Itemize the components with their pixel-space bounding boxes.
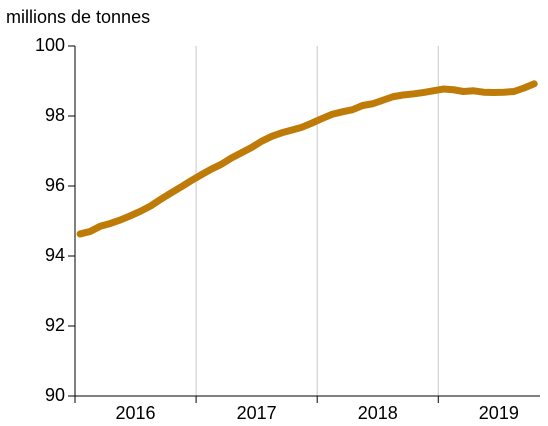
y-tick-label: 92 xyxy=(45,315,65,335)
y-tick-label: 96 xyxy=(45,175,65,195)
x-tick-label: 2018 xyxy=(358,403,398,423)
data-line xyxy=(76,80,538,238)
x-tick-label: 2016 xyxy=(116,403,156,423)
y-tick-label: 100 xyxy=(35,35,65,55)
x-tick-label: 2019 xyxy=(479,403,519,423)
y-tick-label: 90 xyxy=(45,385,65,405)
y-tick-label: 98 xyxy=(45,105,65,125)
y-axis-label: millions de tonnes xyxy=(6,7,150,27)
y-tick-label: 94 xyxy=(45,245,65,265)
x-tick-label: 2017 xyxy=(237,403,277,423)
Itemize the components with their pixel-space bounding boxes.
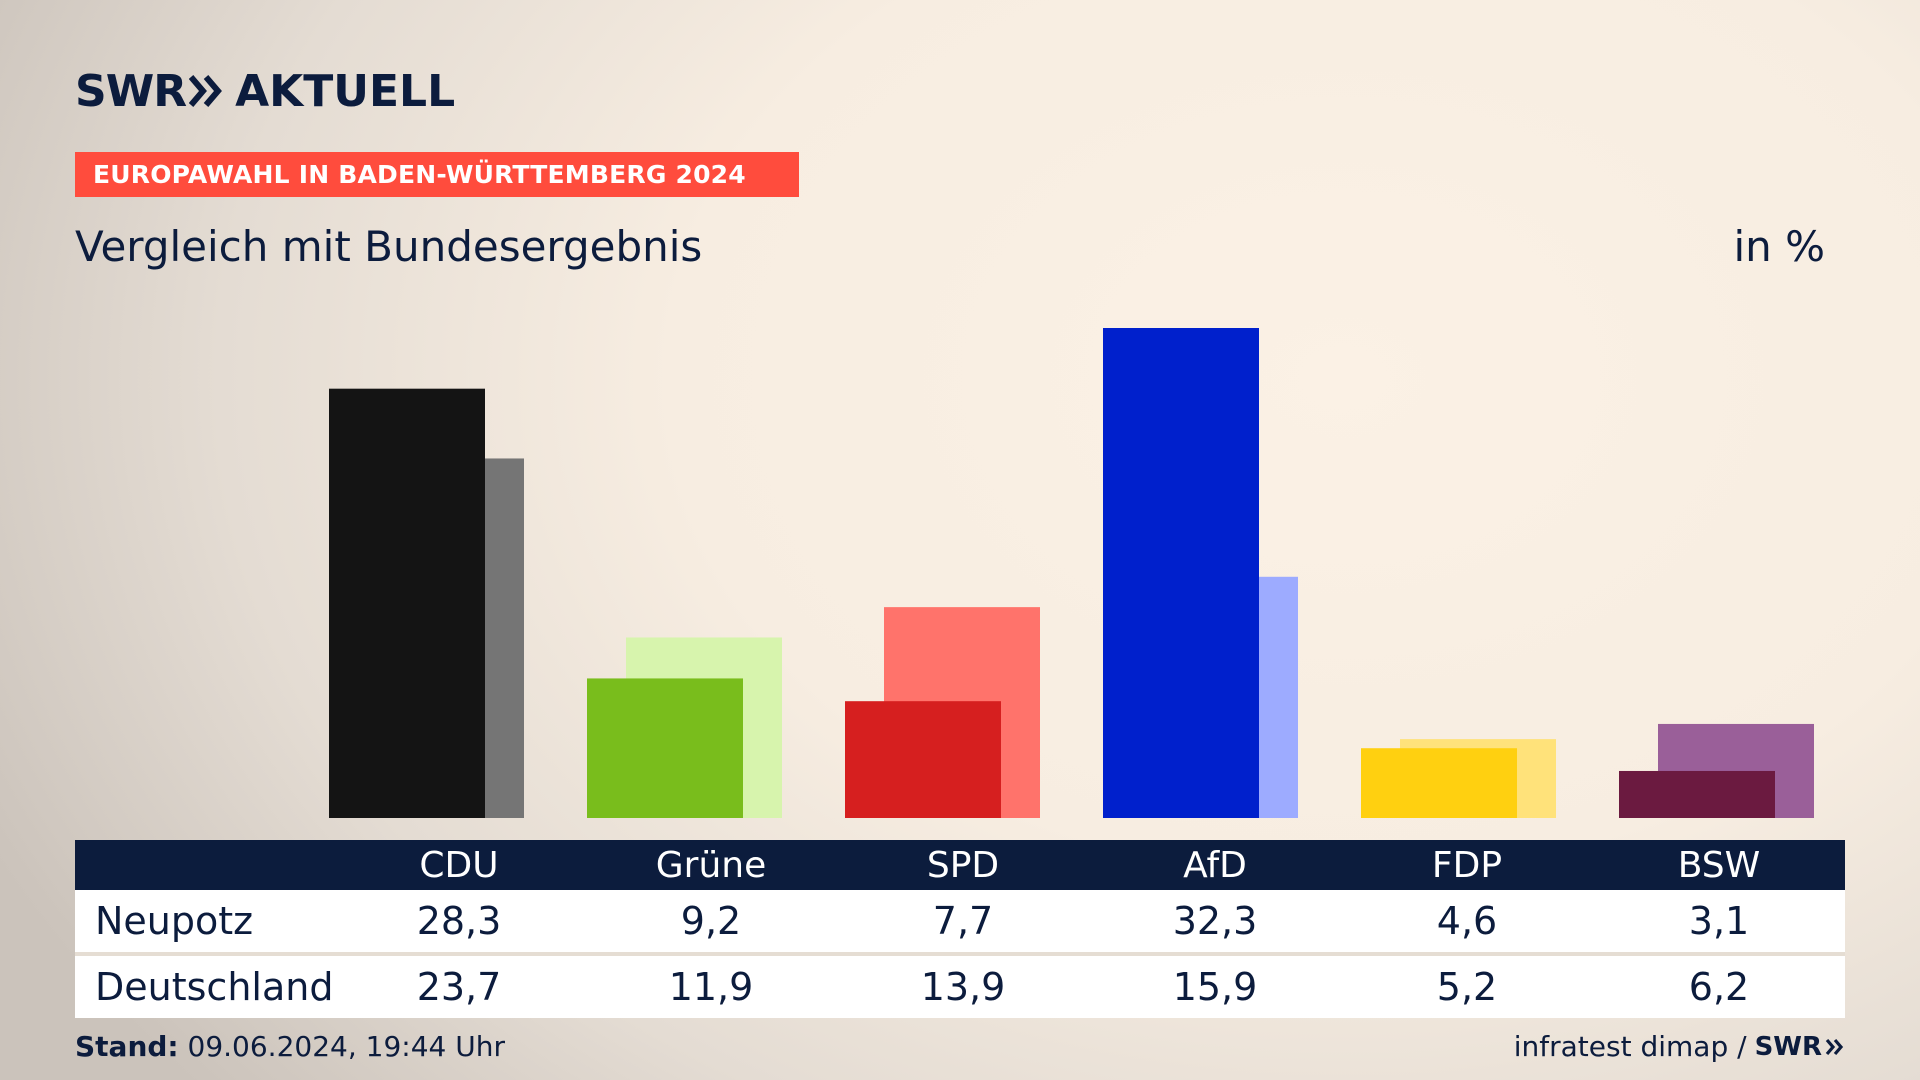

==============================

EXERCISE GOAL
Please arrange every line of the records above as a numbered list, leaving out blank lines and the pictures.

THE RESULT
1. Itemize the components with their pixel-space bounding boxes.
2. y-tick-label: 92 xyxy=(45,315,65,335)
3. y-tick-label: 96 xyxy=(45,175,65,195)
4. x-tick-label: 2018 xyxy=(358,403,398,423)
5. data-line xyxy=(76,80,538,238)
6. x-tick-label: 2016 xyxy=(116,403,156,423)
7. y-tick-label: 100 xyxy=(35,35,65,55)
8. x-tick-label: 2019 xyxy=(479,403,519,423)
9. y-tick-label: 90 xyxy=(45,385,65,405)
10. y-tick-label: 98 xyxy=(45,105,65,125)
11. y-axis-label: millions de tonnes xyxy=(6,7,150,27)
12. y-tick-label: 94 xyxy=(45,245,65,265)
13. x-tick-label: 2017 xyxy=(237,403,277,423)
14. Itemize the components with their pixel-space bounding boxes.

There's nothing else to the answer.